### GOAL
Every line that holds the string "into" is to be identified and copied.

### PROVIDED ENTRIES
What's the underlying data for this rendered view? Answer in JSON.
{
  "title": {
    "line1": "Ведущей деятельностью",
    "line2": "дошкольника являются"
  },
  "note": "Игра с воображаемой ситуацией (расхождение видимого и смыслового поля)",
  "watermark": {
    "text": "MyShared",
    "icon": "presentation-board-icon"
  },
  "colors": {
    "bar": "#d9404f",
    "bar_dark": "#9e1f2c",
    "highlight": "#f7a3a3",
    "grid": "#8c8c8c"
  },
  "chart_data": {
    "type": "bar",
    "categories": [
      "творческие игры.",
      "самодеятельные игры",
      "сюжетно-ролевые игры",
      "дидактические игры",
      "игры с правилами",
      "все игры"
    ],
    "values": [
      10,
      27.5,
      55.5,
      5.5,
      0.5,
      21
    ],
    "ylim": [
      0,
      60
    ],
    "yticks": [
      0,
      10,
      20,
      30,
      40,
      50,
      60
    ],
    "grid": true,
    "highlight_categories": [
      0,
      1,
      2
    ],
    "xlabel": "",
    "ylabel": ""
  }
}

--

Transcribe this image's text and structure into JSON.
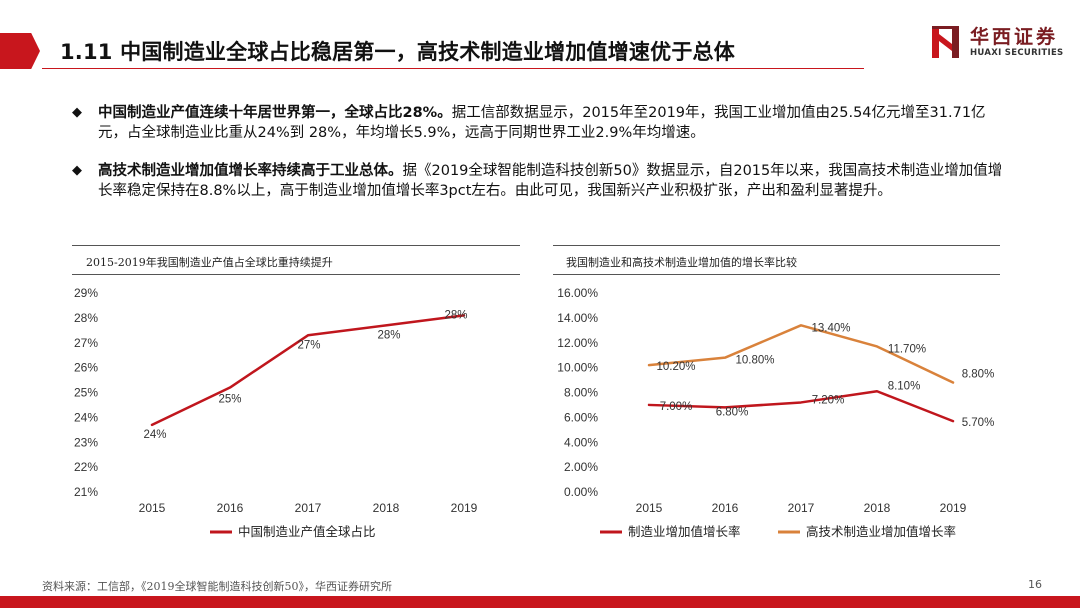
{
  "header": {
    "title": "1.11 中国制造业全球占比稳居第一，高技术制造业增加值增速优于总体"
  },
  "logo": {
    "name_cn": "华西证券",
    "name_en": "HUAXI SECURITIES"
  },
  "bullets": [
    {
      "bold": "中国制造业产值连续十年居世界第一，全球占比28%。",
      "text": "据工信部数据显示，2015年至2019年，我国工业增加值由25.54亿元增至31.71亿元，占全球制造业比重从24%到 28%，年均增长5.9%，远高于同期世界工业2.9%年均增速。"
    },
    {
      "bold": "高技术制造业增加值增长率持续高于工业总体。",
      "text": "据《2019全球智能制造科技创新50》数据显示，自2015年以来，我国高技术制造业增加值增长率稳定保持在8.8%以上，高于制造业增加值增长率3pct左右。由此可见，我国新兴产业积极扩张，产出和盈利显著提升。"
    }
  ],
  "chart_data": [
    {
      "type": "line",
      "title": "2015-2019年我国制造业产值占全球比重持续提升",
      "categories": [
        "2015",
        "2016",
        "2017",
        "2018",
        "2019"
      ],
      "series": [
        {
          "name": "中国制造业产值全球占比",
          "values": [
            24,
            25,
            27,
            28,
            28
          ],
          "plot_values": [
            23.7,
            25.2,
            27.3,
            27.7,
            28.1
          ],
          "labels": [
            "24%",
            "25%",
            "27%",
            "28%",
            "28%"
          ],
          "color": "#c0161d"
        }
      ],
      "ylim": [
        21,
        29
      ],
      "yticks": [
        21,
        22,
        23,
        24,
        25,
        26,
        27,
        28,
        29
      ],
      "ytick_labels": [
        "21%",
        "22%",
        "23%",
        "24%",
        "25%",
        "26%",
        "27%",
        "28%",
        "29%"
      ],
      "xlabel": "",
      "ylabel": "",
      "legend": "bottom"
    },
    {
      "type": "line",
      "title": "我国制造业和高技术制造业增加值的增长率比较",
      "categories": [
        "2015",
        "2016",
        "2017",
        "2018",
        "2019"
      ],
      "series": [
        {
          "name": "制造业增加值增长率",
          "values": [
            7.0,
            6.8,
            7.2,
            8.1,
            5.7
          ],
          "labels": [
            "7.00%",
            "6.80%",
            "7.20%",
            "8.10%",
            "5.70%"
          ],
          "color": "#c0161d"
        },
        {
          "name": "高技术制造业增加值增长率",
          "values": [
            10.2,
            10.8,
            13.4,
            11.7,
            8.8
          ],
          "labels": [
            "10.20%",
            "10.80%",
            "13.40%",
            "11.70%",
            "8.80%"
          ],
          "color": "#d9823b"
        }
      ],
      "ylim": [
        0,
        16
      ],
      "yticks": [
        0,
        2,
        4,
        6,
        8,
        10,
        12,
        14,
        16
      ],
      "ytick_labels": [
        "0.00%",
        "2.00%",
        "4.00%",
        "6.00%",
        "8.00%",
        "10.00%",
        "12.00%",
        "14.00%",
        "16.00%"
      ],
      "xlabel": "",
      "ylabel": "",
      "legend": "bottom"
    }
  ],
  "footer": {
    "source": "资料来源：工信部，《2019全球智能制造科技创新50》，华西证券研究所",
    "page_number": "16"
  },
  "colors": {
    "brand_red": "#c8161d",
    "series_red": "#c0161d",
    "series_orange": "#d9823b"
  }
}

...

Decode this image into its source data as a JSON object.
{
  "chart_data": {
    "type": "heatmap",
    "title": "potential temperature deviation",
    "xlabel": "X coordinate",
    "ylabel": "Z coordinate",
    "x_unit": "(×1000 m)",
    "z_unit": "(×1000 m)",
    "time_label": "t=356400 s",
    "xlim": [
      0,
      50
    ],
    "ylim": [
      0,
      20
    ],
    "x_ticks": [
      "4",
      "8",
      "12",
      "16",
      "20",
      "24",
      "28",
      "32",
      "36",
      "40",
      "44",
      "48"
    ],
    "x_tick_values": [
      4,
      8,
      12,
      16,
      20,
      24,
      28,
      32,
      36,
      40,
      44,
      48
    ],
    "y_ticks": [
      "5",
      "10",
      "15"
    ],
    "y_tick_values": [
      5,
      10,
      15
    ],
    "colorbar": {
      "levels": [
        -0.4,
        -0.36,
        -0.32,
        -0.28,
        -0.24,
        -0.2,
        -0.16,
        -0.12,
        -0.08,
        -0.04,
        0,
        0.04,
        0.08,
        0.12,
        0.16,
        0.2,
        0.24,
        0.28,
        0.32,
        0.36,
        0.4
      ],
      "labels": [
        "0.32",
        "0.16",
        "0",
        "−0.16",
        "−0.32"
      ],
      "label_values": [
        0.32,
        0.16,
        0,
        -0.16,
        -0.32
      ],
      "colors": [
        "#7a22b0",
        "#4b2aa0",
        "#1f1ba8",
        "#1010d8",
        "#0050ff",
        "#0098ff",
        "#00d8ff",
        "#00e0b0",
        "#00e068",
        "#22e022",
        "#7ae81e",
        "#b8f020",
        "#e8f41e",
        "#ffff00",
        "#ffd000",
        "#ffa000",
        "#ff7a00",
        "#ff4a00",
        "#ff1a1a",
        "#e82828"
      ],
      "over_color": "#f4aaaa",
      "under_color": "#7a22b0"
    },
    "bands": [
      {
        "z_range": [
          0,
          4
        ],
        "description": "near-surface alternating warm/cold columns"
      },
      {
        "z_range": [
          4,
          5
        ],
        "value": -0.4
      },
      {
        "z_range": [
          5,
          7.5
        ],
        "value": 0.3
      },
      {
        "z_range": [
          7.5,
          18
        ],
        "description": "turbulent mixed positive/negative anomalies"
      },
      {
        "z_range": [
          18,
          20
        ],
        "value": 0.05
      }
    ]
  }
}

### COMPLETE ANSWER
Transcribe this image's text and structure into JSON.
Decode this image into its source data as a JSON object.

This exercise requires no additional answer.